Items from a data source
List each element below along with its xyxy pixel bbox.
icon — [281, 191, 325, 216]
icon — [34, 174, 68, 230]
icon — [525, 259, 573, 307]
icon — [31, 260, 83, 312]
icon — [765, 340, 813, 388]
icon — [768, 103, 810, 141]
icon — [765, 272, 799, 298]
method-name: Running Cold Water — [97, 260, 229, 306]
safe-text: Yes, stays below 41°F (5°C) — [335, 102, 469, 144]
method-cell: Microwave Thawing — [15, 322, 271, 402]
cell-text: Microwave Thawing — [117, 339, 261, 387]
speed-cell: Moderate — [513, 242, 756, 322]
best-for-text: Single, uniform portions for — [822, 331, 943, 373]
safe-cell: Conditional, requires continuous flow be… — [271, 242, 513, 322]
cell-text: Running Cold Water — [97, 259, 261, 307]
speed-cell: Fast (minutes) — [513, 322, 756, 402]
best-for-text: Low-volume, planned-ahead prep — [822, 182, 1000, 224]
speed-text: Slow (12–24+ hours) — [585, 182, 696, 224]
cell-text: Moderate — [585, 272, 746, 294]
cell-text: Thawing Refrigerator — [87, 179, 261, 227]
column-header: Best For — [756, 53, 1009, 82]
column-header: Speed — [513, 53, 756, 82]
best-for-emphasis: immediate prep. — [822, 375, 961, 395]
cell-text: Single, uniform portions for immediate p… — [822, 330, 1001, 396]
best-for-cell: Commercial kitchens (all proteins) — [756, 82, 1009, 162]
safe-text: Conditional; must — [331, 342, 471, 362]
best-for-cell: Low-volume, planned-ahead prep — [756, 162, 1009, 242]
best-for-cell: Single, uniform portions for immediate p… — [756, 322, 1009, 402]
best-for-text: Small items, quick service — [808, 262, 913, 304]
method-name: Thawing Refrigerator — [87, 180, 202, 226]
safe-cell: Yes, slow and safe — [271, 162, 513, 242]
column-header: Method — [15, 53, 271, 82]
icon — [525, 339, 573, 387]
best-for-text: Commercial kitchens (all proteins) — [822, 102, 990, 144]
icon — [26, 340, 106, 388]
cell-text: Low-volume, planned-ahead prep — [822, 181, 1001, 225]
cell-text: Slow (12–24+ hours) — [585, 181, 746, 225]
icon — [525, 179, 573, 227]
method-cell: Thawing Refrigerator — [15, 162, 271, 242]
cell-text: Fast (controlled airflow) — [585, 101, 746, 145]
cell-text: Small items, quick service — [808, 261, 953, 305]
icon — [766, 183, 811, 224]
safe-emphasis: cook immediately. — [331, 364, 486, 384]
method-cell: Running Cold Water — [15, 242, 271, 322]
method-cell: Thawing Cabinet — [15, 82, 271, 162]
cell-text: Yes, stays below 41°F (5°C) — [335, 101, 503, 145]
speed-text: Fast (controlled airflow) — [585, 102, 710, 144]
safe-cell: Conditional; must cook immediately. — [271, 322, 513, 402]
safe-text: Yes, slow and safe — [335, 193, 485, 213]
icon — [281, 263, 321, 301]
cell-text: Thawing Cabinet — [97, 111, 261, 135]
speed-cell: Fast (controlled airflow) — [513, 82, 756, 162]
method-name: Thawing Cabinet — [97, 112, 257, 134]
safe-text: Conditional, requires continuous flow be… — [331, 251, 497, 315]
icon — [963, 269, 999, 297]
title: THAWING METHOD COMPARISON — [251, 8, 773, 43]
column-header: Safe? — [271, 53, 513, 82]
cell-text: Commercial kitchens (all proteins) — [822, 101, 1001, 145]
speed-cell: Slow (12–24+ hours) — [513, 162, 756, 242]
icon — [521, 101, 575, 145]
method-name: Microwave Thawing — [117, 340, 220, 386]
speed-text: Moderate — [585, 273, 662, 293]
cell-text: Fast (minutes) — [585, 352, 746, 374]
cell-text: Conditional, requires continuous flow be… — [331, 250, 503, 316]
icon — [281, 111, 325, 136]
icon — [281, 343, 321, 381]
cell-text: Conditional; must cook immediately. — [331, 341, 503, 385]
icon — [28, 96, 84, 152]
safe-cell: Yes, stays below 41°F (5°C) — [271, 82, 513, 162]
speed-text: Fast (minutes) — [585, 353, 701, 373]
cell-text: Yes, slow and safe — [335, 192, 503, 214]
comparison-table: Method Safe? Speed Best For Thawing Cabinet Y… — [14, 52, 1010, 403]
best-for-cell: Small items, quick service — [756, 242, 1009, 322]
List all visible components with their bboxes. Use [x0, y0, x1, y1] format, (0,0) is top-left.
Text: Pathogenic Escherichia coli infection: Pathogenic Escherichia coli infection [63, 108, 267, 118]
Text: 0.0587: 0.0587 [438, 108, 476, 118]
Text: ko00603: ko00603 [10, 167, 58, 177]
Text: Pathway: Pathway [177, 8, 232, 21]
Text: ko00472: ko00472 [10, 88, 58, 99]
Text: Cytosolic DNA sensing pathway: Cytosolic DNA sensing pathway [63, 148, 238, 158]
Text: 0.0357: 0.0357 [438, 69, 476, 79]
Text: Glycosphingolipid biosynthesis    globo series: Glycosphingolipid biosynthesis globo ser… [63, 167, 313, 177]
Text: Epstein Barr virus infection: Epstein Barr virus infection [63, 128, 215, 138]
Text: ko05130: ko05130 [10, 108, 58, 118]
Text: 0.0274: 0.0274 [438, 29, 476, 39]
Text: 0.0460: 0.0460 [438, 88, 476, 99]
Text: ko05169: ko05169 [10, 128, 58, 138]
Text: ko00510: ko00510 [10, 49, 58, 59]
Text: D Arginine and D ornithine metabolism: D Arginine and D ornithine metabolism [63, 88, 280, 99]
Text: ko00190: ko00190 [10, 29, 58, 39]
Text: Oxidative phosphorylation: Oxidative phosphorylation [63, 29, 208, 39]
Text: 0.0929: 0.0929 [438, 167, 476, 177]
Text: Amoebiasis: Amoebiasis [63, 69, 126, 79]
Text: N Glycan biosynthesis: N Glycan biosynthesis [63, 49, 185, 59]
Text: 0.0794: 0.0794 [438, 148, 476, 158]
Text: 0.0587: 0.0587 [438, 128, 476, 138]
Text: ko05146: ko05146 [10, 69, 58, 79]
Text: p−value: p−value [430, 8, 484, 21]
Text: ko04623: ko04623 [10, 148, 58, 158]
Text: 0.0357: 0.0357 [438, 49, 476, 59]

*EXERCISE*.
What you should produce is an exact copy of the records above.

*EXPECTED OUTPUT*.
List each element below along with its xyxy pixel bbox.
icon — [281, 191, 325, 216]
icon — [34, 174, 68, 230]
icon — [525, 259, 573, 307]
icon — [31, 260, 83, 312]
icon — [765, 340, 813, 388]
icon — [768, 103, 810, 141]
icon — [765, 272, 799, 298]
method-name: Running Cold Water — [97, 260, 229, 306]
safe-text: Yes, stays below 41°F (5°C) — [335, 102, 469, 144]
method-cell: Microwave Thawing — [15, 322, 271, 402]
cell-text: Microwave Thawing — [117, 339, 261, 387]
speed-cell: Moderate — [513, 242, 756, 322]
best-for-text: Single, uniform portions for — [822, 331, 943, 373]
safe-cell: Conditional, requires continuous flow be… — [271, 242, 513, 322]
cell-text: Running Cold Water — [97, 259, 261, 307]
speed-cell: Fast (minutes) — [513, 322, 756, 402]
best-for-text: Low-volume, planned-ahead prep — [822, 182, 1000, 224]
speed-text: Slow (12–24+ hours) — [585, 182, 696, 224]
cell-text: Moderate — [585, 272, 746, 294]
cell-text: Thawing Refrigerator — [87, 179, 261, 227]
column-header: Best For — [756, 53, 1009, 82]
column-header: Speed — [513, 53, 756, 82]
best-for-emphasis: immediate prep. — [822, 375, 961, 395]
cell-text: Single, uniform portions for immediate p… — [822, 330, 1001, 396]
best-for-cell: Commercial kitchens (all proteins) — [756, 82, 1009, 162]
safe-text: Conditional; must — [331, 342, 471, 362]
best-for-cell: Low-volume, planned-ahead prep — [756, 162, 1009, 242]
best-for-cell: Single, uniform portions for immediate p… — [756, 322, 1009, 402]
best-for-text: Small items, quick service — [808, 262, 913, 304]
method-name: Thawing Refrigerator — [87, 180, 202, 226]
safe-cell: Yes, slow and safe — [271, 162, 513, 242]
column-header: Method — [15, 53, 271, 82]
icon — [525, 339, 573, 387]
best-for-text: Commercial kitchens (all proteins) — [822, 102, 990, 144]
icon — [26, 340, 106, 388]
cell-text: Low-volume, planned-ahead prep — [822, 181, 1001, 225]
cell-text: Slow (12–24+ hours) — [585, 181, 746, 225]
icon — [525, 179, 573, 227]
method-cell: Thawing Refrigerator — [15, 162, 271, 242]
cell-text: Fast (controlled airflow) — [585, 101, 746, 145]
cell-text: Small items, quick service — [808, 261, 953, 305]
icon — [766, 183, 811, 224]
safe-emphasis: cook immediately. — [331, 364, 486, 384]
method-cell: Running Cold Water — [15, 242, 271, 322]
method-cell: Thawing Cabinet — [15, 82, 271, 162]
cell-text: Yes, stays below 41°F (5°C) — [335, 101, 503, 145]
speed-text: Fast (controlled airflow) — [585, 102, 710, 144]
safe-cell: Conditional; must cook immediately. — [271, 322, 513, 402]
safe-text: Yes, slow and safe — [335, 193, 485, 213]
icon — [281, 263, 321, 301]
cell-text: Thawing Cabinet — [97, 111, 261, 135]
speed-cell: Fast (controlled airflow) — [513, 82, 756, 162]
method-name: Thawing Cabinet — [97, 112, 257, 134]
safe-text: Conditional, requires continuous flow be… — [331, 251, 497, 315]
icon — [963, 269, 999, 297]
title: THAWING METHOD COMPARISON — [251, 8, 773, 43]
column-header: Safe? — [271, 53, 513, 82]
cell-text: Commercial kitchens (all proteins) — [822, 101, 1001, 145]
speed-cell: Slow (12–24+ hours) — [513, 162, 756, 242]
icon — [521, 101, 575, 145]
method-name: Microwave Thawing — [117, 340, 220, 386]
speed-text: Moderate — [585, 273, 662, 293]
cell-text: Fast (minutes) — [585, 352, 746, 374]
cell-text: Conditional, requires continuous flow be… — [331, 250, 503, 316]
icon — [281, 111, 325, 136]
icon — [281, 343, 321, 381]
cell-text: Conditional; must cook immediately. — [331, 341, 503, 385]
icon — [28, 96, 84, 152]
safe-cell: Yes, stays below 41°F (5°C) — [271, 82, 513, 162]
speed-text: Fast (minutes) — [585, 353, 701, 373]
cell-text: Yes, slow and safe — [335, 192, 503, 214]
comparison-table: Method Safe? Speed Best For Thawing Cabinet Y… — [14, 52, 1010, 403]
best-for-cell: Small items, quick service — [756, 242, 1009, 322]
List all visible components with their bboxes. Use [x0, y0, x1, y1] format, (0,0) is top-left.
Text: Pathogenic Escherichia coli infection: Pathogenic Escherichia coli infection [63, 108, 267, 118]
Text: 0.0587: 0.0587 [438, 108, 476, 118]
Text: ko00603: ko00603 [10, 167, 58, 177]
Text: Pathway: Pathway [177, 8, 232, 21]
Text: ko00472: ko00472 [10, 88, 58, 99]
Text: Cytosolic DNA sensing pathway: Cytosolic DNA sensing pathway [63, 148, 238, 158]
Text: 0.0357: 0.0357 [438, 69, 476, 79]
Text: Glycosphingolipid biosynthesis    globo series: Glycosphingolipid biosynthesis globo ser… [63, 167, 313, 177]
Text: Epstein Barr virus infection: Epstein Barr virus infection [63, 128, 215, 138]
Text: ko05130: ko05130 [10, 108, 58, 118]
Text: 0.0274: 0.0274 [438, 29, 476, 39]
Text: 0.0460: 0.0460 [438, 88, 476, 99]
Text: ko05169: ko05169 [10, 128, 58, 138]
Text: ko00510: ko00510 [10, 49, 58, 59]
Text: D Arginine and D ornithine metabolism: D Arginine and D ornithine metabolism [63, 88, 280, 99]
Text: ko00190: ko00190 [10, 29, 58, 39]
Text: Oxidative phosphorylation: Oxidative phosphorylation [63, 29, 208, 39]
Text: 0.0929: 0.0929 [438, 167, 476, 177]
Text: Amoebiasis: Amoebiasis [63, 69, 126, 79]
Text: N Glycan biosynthesis: N Glycan biosynthesis [63, 49, 185, 59]
Text: 0.0794: 0.0794 [438, 148, 476, 158]
Text: 0.0587: 0.0587 [438, 128, 476, 138]
Text: ko05146: ko05146 [10, 69, 58, 79]
Text: p−value: p−value [430, 8, 484, 21]
Text: ko04623: ko04623 [10, 148, 58, 158]
Text: 0.0357: 0.0357 [438, 49, 476, 59]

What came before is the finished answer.